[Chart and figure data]
>>>>
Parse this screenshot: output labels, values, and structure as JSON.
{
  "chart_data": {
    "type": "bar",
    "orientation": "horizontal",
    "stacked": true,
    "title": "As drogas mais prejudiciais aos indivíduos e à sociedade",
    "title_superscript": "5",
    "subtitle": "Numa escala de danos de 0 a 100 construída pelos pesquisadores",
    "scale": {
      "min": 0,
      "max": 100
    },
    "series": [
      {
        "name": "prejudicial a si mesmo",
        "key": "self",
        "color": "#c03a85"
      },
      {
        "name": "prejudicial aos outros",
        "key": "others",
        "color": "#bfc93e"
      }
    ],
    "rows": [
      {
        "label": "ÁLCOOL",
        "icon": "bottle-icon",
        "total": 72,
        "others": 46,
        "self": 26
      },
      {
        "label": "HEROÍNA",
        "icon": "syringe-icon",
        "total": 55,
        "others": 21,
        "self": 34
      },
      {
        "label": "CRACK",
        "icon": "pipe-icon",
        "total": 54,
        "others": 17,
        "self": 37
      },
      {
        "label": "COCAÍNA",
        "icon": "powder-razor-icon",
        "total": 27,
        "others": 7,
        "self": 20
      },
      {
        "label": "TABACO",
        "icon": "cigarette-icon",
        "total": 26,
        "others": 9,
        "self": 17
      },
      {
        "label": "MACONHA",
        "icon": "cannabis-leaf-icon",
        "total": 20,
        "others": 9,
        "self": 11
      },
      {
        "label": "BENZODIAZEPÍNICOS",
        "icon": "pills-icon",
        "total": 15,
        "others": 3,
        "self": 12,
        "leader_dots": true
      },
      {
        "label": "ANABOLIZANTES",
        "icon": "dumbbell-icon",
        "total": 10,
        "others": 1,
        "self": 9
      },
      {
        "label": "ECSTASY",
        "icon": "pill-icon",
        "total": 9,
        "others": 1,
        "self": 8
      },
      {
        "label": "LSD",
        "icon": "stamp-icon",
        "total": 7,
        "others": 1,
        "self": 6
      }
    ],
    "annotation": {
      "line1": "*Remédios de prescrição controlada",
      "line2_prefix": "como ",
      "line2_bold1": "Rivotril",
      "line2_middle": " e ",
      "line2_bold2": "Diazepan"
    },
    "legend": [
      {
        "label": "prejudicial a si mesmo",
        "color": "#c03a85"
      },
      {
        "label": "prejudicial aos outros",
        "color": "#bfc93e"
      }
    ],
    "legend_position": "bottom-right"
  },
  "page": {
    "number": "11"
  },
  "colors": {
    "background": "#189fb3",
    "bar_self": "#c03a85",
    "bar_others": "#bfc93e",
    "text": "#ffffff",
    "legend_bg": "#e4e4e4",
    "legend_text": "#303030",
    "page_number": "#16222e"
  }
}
<<<<
**Do this**
Take the listing above and set it down exactly.

**Finished answer**
Parse this screenshot: output labels, values, and structure as JSON.
{
  "chart_data": {
    "type": "bar",
    "orientation": "horizontal",
    "stacked": true,
    "title": "As drogas mais prejudiciais aos indivíduos e à sociedade",
    "title_superscript": "5",
    "subtitle": "Numa escala de danos de 0 a 100 construída pelos pesquisadores",
    "scale": {
      "min": 0,
      "max": 100
    },
    "series": [
      {
        "name": "prejudicial a si mesmo",
        "key": "self",
        "color": "#c03a85"
      },
      {
        "name": "prejudicial aos outros",
        "key": "others",
        "color": "#bfc93e"
      }
    ],
    "rows": [
      {
        "label": "ÁLCOOL",
        "icon": "bottle-icon",
        "total": 72,
        "others": 46,
        "self": 26
      },
      {
        "label": "HEROÍNA",
        "icon": "syringe-icon",
        "total": 55,
        "others": 21,
        "self": 34
      },
      {
        "label": "CRACK",
        "icon": "pipe-icon",
        "total": 54,
        "others": 17,
        "self": 37
      },
      {
        "label": "COCAÍNA",
        "icon": "powder-razor-icon",
        "total": 27,
        "others": 7,
        "self": 20
      },
      {
        "label": "TABACO",
        "icon": "cigarette-icon",
        "total": 26,
        "others": 9,
        "self": 17
      },
      {
        "label": "MACONHA",
        "icon": "cannabis-leaf-icon",
        "total": 20,
        "others": 9,
        "self": 11
      },
      {
        "label": "BENZODIAZEPÍNICOS",
        "icon": "pills-icon",
        "total": 15,
        "others": 3,
        "self": 12,
        "leader_dots": true
      },
      {
        "label": "ANABOLIZANTES",
        "icon": "dumbbell-icon",
        "total": 10,
        "others": 1,
        "self": 9
      },
      {
        "label": "ECSTASY",
        "icon": "pill-icon",
        "total": 9,
        "others": 1,
        "self": 8
      },
      {
        "label": "LSD",
        "icon": "stamp-icon",
        "total": 7,
        "others": 1,
        "self": 6
      }
    ],
    "annotation": {
      "line1": "*Remédios de prescrição controlada",
      "line2_prefix": "como ",
      "line2_bold1": "Rivotril",
      "line2_middle": " e ",
      "line2_bold2": "Diazepan"
    },
    "legend": [
      {
        "label": "prejudicial a si mesmo",
        "color": "#c03a85"
      },
      {
        "label": "prejudicial aos outros",
        "color": "#bfc93e"
      }
    ],
    "legend_position": "bottom-right"
  },
  "page": {
    "number": "11"
  },
  "colors": {
    "background": "#189fb3",
    "bar_self": "#c03a85",
    "bar_others": "#bfc93e",
    "text": "#ffffff",
    "legend_bg": "#e4e4e4",
    "legend_text": "#303030",
    "page_number": "#16222e"
  }
}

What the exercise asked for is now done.